- _Objetivo A_: No trecho sobre o sarau na praça, que função Luc Ship exerce na banda FODD?

- _Trecho para leitura_:

Com 18 anos, Rafael “Fael” Calafati soube do sarau no cursinho, se inscreveu e também fez sua estreia ontem. Com mais de 50 músicas compostas, ele levou sua música plural para o palco improvisado. “Pô, cara, falo sobre política, amor, tudo o que for vida para a galera”, disse, sintetizando sua arte.

Em pé ou sentados no chão da praça, os jovens dão o seu recado (Foto José Pedro Martins)

Em pé ou sentados no chão da praça, os jovens dão o seu recado (Foto José Pedro Martins)

Outro estreante foi Luc Ship, membro da banda FODD, de Sumaré, que faz uma música que se auto-intitula anarcopunk, depois de ter iniciado como cover de Green Day. Os outros dois membros da banda não puderam ir e Luc, baterista, se apresentou sozinho, “para dar o nosso recado, contra o racismo, a homofobia”. Luc considera “da maior importância promover essa arte democrática, de graça, para os jovens, na praça”.

- _Trechos dos registros_:
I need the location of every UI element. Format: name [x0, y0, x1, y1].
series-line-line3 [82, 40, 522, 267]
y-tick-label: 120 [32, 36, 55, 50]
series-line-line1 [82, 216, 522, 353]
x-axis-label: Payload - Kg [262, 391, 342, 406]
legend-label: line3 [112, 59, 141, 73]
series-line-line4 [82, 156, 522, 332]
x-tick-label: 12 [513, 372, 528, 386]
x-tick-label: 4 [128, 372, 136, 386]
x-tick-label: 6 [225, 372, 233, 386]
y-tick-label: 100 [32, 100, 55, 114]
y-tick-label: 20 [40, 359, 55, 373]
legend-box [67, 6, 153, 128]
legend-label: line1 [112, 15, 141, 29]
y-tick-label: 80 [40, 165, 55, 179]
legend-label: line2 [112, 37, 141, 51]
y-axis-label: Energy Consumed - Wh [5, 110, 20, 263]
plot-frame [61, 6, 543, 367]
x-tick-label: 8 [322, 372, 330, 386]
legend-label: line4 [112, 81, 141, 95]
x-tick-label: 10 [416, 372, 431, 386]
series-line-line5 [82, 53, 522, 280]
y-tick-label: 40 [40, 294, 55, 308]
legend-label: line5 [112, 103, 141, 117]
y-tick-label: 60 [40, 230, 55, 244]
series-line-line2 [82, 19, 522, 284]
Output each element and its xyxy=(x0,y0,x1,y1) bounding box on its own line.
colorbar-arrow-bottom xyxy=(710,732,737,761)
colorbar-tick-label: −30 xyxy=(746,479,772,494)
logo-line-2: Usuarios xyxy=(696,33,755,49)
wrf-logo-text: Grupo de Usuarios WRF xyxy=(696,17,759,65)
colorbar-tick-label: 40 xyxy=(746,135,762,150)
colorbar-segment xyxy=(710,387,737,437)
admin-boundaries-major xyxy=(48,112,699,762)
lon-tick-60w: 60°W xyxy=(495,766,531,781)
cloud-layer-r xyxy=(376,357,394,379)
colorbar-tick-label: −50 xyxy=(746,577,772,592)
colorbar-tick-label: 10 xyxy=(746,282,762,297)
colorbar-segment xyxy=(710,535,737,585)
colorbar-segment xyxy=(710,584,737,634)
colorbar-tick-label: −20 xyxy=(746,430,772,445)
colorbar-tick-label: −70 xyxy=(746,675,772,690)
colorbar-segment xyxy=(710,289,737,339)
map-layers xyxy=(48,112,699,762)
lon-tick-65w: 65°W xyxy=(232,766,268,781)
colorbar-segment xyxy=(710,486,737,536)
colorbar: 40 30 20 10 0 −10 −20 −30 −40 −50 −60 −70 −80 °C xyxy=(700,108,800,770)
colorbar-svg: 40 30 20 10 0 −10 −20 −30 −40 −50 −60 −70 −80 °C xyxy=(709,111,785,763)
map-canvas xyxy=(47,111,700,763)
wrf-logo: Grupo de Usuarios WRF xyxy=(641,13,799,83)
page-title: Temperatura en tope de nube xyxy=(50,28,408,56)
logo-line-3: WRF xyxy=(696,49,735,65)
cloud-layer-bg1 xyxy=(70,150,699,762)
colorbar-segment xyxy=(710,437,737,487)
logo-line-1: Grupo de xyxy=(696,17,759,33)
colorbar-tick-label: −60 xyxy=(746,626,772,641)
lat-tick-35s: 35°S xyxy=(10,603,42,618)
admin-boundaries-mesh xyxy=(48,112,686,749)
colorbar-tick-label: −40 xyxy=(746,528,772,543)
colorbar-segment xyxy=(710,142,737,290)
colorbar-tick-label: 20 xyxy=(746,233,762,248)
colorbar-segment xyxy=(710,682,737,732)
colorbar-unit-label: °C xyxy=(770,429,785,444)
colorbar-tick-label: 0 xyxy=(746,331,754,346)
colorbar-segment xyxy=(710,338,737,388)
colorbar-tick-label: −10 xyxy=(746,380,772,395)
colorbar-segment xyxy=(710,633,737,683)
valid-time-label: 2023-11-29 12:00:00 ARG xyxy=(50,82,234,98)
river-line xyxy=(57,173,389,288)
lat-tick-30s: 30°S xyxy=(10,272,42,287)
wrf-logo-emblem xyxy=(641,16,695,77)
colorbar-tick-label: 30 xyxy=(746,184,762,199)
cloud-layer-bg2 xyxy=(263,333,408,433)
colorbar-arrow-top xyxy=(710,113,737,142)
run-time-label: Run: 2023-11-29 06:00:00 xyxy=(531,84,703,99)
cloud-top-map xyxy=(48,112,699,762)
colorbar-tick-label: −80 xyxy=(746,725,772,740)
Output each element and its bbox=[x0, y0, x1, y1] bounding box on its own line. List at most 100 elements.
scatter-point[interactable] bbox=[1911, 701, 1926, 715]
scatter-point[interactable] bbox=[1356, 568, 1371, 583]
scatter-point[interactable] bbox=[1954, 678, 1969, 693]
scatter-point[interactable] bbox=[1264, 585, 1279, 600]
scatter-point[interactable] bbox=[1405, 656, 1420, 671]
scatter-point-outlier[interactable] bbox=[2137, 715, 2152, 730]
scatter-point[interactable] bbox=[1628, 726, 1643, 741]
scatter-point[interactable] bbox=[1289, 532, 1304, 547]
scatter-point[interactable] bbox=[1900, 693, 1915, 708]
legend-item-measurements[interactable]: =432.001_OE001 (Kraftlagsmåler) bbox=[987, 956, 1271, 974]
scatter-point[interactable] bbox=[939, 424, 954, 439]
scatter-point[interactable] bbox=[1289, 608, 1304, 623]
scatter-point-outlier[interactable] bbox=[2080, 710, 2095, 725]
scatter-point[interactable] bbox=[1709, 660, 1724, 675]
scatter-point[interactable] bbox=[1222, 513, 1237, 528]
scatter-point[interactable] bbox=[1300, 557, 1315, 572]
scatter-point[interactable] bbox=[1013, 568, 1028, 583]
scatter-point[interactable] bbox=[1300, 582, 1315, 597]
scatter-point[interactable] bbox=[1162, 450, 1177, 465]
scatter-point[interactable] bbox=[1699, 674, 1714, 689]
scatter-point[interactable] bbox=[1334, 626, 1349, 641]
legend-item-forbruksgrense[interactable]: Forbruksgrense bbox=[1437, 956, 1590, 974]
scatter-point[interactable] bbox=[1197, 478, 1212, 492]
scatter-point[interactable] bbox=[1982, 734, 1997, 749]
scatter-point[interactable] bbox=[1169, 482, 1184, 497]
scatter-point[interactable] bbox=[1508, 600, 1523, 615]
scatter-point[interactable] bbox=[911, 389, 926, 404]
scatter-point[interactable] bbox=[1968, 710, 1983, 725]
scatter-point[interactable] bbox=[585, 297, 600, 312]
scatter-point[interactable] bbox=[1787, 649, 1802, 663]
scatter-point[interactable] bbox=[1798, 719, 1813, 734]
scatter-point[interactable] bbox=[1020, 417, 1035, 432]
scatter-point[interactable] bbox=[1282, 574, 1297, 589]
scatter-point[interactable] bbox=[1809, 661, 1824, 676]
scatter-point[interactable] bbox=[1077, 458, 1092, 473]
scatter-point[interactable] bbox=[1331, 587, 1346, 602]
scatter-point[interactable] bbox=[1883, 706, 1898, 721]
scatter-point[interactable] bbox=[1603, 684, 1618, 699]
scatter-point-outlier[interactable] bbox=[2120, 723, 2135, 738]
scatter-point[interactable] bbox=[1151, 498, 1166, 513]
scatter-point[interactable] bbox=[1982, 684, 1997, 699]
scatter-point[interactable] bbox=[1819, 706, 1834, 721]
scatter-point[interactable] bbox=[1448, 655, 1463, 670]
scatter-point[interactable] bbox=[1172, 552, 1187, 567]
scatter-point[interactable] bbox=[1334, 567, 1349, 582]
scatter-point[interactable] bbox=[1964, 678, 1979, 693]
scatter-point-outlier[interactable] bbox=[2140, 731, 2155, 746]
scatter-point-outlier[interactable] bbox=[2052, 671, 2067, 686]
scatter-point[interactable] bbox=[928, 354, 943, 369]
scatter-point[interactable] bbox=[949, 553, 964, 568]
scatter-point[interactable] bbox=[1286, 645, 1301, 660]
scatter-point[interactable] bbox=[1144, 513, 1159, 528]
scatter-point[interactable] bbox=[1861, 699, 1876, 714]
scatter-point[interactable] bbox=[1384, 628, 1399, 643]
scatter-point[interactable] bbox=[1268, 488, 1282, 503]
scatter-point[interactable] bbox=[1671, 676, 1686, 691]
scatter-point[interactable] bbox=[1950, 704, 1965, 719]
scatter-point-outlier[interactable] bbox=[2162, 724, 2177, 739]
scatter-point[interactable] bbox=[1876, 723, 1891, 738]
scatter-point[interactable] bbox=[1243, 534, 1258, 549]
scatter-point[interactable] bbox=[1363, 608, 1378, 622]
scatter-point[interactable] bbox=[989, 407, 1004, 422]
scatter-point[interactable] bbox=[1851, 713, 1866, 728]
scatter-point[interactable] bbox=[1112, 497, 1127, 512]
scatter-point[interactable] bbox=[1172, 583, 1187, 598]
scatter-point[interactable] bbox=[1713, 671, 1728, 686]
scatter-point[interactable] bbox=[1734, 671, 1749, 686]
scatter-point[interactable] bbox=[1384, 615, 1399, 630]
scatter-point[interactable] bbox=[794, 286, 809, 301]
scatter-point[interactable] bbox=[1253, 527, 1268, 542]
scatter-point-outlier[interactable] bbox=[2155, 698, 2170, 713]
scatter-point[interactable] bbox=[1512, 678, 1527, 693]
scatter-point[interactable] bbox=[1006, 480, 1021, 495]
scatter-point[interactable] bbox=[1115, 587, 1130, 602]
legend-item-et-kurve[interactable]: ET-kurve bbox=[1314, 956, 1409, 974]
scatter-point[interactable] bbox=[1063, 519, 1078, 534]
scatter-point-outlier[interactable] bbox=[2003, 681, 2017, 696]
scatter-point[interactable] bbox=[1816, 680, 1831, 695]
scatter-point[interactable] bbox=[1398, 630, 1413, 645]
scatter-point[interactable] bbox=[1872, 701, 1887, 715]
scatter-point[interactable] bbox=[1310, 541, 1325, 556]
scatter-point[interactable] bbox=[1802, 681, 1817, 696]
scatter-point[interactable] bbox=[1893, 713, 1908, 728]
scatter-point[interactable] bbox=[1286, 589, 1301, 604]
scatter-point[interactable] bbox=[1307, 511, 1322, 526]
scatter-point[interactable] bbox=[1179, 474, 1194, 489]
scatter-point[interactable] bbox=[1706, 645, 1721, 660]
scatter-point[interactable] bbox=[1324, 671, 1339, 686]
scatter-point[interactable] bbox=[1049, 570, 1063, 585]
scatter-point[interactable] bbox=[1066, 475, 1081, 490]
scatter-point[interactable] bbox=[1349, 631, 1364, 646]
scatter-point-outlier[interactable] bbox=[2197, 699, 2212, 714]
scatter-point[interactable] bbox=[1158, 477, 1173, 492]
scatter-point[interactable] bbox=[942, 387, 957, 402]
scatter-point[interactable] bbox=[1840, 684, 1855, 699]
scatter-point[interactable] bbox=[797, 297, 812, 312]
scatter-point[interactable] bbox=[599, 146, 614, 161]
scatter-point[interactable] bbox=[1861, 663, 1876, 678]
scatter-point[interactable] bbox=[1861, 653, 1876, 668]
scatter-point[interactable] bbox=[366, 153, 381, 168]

- _Objetivo B_: Coloque em uma tabela Markdown o trecho dos registros que vai do início até a linha que contém "y-tick-label: 20 [40, 359, 55, 373]", incluindo essa linha, sem as linhas em branco. Use as colunas Nº, com o número de cada linha, e Linha, com o texto dela.

- _Resposta completa A_: Luc Ship é o baterista da banda FODD.

- _Resposta completa B_:
| Nº | Linha |
|---|---|
| 1 | I need the location of every UI element. Format: name [x0, y0, x1, y1]. |
| 2 | series-line-line3 [82, 40, 522, 267] |
| 3 | y-tick-label: 120 [32, 36, 55, 50] |
| 4 | series-line-line1 [82, 216, 522, 353] |
| 5 | x-axis-label: Payload - Kg [262, 391, 342, 406] |
| 6 | legend-label: line3 [112, 59, 141, 73] |
| 7 | series-line-line4 [82, 156, 522, 332] |
| 8 | x-tick-label: 12 [513, 372, 528, 386] |
| 9 | x-tick-label: 4 [128, 372, 136, 386] |
| 10 | x-tick-label: 6 [225, 372, 233, 386] |
| 11 | y-tick-label: 100 [32, 100, 55, 114] |
| 12 | y-tick-label: 20 [40, 359, 55, 373] |